What is required:
Return every entry exactly as written.
++++ Records for the task ++++
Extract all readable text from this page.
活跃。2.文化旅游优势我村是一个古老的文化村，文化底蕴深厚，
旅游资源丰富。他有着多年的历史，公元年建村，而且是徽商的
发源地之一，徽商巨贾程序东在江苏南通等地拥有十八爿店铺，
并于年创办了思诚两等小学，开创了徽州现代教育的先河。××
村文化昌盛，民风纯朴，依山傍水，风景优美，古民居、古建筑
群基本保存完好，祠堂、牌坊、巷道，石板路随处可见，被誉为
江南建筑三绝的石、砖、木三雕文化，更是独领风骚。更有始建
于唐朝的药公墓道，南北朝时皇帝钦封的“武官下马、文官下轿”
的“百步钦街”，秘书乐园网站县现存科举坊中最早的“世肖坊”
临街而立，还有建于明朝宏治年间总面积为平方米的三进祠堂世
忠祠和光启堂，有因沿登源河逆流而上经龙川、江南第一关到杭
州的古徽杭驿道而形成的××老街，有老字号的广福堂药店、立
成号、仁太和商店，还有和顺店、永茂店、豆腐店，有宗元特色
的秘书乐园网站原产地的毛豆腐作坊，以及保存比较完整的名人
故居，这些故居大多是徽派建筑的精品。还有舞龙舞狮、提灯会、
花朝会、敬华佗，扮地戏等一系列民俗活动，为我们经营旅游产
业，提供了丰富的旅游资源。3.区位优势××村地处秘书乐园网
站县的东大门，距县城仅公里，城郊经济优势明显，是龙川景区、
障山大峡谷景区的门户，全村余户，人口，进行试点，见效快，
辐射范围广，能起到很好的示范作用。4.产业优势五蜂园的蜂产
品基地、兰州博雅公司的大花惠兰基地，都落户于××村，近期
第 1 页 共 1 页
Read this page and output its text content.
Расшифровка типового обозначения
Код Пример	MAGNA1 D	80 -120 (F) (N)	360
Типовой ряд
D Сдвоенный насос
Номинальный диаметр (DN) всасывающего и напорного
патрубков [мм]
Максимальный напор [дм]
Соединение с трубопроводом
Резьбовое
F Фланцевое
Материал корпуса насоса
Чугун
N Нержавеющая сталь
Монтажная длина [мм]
++++
Answer to the problem:
Extract all readable text from this page.
活跃。2.文化旅游优势我村是一个古老的文化村，文化底蕴深厚，
旅游资源丰富。他有着多年的历史，公元年建村，而且是徽商的
发源地之一，徽商巨贾程序东在江苏南通等地拥有十八爿店铺，
并于年创办了思诚两等小学，开创了徽州现代教育的先河。××
村文化昌盛，民风纯朴，依山傍水，风景优美，古民居、古建筑
群基本保存完好，祠堂、牌坊、巷道，石板路随处可见，被誉为
江南建筑三绝的石、砖、木三雕文化，更是独领风骚。更有始建
于唐朝的药公墓道，南北朝时皇帝钦封的“武官下马、文官下轿”
的“百步钦街”，秘书乐园网站县现存科举坊中最早的“世肖坊”
临街而立，还有建于明朝宏治年间总面积为平方米的三进祠堂世
忠祠和光启堂，有因沿登源河逆流而上经龙川、江南第一关到杭
州的古徽杭驿道而形成的××老街，有老字号的广福堂药店、立
成号、仁太和商店，还有和顺店、永茂店、豆腐店，有宗元特色
的秘书乐园网站原产地的毛豆腐作坊，以及保存比较完整的名人
故居，这些故居大多是徽派建筑的精品。还有舞龙舞狮、提灯会、
花朝会、敬华佗，扮地戏等一系列民俗活动，为我们经营旅游产
业，提供了丰富的旅游资源。3.区位优势××村地处秘书乐园网
站县的东大门，距县城仅公里，城郊经济优势明显，是龙川景区、
障山大峡谷景区的门户，全村余户，人口，进行试点，见效快，
辐射范围广，能起到很好的示范作用。4.产业优势五蜂园的蜂产
品基地、兰州博雅公司的大花惠兰基地，都落户于××村，近期
第 1 页 共 1 页
Read this page and output its text content.
Расшифровка типового обозначения
Код Пример	MAGNA1 D	80 -120 (F) (N)	360
Типовой ряд
D Сдвоенный насос
Номинальный диаметр (DN) всасывающего и напорного
патрубков [мм]
Максимальный напор [дм]
Соединение с трубопроводом
Резьбовое
F Фланцевое
Материал корпуса насоса
Чугун
N Нержавеющая сталь
Монтажная длина [мм]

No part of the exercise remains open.